-- BEGIN --
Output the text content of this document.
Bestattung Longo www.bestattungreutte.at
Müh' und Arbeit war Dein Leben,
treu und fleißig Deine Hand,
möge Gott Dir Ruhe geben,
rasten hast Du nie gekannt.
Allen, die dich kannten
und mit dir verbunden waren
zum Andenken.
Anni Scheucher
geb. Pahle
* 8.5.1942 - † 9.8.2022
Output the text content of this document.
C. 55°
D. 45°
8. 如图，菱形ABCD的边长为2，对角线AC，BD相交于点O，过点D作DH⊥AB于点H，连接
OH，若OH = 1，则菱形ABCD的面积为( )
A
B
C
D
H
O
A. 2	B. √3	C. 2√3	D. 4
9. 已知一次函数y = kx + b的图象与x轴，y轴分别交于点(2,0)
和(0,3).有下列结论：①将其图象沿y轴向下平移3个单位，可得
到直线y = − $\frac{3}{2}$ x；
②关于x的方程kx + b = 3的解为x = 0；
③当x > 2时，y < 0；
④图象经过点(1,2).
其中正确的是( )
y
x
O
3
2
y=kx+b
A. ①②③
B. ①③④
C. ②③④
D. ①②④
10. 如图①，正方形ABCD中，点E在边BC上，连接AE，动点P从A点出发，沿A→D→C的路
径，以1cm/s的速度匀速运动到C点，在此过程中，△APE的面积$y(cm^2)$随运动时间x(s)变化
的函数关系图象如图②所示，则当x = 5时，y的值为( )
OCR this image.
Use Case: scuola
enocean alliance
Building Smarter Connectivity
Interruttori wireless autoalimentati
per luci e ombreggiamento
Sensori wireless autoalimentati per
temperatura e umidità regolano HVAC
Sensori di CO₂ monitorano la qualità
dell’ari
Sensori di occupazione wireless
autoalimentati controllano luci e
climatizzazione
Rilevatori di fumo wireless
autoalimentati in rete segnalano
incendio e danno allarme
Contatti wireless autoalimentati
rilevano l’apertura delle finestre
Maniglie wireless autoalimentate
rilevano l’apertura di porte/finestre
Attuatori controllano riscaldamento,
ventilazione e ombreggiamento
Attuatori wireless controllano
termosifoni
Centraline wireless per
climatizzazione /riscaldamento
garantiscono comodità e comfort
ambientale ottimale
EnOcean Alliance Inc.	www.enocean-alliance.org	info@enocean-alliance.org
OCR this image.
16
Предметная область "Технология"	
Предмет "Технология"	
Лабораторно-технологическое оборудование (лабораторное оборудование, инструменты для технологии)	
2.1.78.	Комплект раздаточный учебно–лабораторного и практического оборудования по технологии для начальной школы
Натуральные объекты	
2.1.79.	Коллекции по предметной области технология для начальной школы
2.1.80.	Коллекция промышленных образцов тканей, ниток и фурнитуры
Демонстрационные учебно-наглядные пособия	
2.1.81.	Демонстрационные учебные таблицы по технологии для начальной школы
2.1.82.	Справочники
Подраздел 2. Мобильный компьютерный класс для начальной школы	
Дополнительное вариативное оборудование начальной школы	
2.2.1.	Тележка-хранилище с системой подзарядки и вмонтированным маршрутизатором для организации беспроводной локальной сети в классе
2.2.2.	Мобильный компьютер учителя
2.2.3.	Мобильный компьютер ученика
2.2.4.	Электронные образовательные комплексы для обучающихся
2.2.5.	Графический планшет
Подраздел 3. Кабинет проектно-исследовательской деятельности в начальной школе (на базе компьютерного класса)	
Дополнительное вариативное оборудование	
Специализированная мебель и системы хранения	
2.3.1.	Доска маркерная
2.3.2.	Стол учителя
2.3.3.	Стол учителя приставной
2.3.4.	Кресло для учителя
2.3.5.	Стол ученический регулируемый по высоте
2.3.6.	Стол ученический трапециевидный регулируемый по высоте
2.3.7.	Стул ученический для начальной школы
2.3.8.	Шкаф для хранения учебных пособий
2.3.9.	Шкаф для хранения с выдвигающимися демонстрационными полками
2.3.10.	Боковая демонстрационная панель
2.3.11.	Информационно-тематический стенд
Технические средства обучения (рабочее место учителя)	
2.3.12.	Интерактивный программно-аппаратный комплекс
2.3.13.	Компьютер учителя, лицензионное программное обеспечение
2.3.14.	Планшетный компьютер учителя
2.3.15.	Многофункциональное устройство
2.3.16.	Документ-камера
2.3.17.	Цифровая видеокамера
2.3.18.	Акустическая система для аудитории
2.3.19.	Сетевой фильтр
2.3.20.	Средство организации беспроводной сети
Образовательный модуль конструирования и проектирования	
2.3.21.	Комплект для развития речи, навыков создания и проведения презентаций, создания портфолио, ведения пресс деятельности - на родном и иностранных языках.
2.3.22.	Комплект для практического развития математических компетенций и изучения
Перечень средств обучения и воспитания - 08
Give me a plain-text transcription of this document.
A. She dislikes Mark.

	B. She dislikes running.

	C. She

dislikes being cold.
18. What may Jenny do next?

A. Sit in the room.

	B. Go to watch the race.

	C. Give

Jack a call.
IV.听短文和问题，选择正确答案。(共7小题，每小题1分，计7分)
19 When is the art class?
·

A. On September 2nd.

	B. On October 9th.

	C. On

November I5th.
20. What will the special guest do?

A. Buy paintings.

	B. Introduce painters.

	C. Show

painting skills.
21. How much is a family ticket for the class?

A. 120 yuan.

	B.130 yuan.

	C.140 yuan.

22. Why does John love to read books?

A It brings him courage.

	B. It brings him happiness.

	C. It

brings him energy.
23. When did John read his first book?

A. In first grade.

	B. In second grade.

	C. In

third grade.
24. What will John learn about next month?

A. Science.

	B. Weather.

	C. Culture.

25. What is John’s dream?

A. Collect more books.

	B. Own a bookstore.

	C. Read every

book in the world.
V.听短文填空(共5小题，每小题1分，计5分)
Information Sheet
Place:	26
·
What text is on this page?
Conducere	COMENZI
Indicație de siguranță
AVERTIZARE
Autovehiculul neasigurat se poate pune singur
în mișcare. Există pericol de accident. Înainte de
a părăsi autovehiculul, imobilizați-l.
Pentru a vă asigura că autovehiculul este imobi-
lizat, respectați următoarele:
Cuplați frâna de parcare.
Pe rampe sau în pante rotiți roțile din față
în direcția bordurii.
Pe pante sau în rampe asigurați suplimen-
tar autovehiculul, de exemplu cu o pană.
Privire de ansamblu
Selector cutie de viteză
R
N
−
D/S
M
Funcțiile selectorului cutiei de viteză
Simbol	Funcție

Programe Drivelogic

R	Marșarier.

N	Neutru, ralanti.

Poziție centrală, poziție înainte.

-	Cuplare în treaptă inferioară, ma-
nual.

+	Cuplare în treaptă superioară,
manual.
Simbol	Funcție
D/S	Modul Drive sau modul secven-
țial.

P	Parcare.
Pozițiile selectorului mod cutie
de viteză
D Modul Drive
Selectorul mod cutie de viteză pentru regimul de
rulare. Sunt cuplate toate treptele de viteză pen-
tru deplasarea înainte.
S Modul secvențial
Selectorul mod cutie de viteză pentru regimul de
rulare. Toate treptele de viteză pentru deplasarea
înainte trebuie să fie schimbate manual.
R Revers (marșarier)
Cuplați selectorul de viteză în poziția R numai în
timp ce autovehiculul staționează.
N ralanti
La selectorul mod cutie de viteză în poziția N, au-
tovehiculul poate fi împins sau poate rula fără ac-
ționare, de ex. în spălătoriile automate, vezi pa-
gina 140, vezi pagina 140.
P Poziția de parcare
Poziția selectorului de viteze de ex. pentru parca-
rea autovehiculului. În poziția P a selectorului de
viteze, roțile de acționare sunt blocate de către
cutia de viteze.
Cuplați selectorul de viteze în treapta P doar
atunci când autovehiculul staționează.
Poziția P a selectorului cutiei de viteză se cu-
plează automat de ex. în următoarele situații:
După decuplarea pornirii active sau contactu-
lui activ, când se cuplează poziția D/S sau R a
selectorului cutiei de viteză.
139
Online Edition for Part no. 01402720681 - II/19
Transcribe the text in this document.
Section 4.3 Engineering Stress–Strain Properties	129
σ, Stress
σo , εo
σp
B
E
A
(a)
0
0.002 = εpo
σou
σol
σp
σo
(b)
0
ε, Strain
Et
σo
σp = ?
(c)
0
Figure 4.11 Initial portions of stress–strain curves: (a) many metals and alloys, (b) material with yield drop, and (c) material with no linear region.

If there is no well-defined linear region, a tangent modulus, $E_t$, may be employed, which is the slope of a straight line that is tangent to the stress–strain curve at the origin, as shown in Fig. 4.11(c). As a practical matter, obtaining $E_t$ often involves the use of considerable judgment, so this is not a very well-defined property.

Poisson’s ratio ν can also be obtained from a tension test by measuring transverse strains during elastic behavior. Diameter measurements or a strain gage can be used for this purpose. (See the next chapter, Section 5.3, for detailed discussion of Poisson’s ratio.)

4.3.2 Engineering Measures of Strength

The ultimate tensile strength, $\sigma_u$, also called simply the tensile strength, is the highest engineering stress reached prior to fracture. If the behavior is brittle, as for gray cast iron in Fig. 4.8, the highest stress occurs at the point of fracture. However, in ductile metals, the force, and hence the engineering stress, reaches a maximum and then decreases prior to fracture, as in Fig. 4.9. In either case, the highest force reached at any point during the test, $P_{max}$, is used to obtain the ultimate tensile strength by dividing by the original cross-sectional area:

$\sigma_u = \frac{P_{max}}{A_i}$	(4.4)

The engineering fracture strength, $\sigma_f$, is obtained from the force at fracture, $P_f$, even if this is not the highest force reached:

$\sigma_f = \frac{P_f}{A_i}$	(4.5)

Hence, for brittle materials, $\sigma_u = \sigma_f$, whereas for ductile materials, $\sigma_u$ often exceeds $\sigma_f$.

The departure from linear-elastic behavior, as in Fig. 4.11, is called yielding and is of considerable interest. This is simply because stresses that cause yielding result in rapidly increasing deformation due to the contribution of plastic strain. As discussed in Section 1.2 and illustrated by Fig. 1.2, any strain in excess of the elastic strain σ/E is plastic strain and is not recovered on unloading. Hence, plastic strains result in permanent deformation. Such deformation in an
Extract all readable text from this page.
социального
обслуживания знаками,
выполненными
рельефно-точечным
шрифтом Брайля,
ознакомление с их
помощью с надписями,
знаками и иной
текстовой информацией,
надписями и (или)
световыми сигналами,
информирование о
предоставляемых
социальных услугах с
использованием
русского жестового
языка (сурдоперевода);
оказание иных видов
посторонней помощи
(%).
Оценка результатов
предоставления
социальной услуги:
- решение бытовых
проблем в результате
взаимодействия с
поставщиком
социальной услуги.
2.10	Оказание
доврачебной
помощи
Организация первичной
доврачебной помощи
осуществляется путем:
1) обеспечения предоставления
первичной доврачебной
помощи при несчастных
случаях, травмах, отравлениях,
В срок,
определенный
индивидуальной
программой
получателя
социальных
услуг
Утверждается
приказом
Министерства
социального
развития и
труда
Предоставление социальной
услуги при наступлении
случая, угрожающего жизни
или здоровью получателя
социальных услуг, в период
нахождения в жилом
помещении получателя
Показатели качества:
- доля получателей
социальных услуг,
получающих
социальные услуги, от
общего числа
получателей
-- END --
Directive:
Return only those lines of the records that contain the string "Комплект".

Final answer:
2.1.78.	Комплект раздаточный учебно–лабораторного и практического оборудования по технологии для начальной школы
2.3.21.	Комплект для развития речи, навыков создания и проведения презентаций, создания портфолио, ведения пресс деятельности - на родном и иностранных языках.
2.3.22.	Комплект для практического развития математических компетенций и изучения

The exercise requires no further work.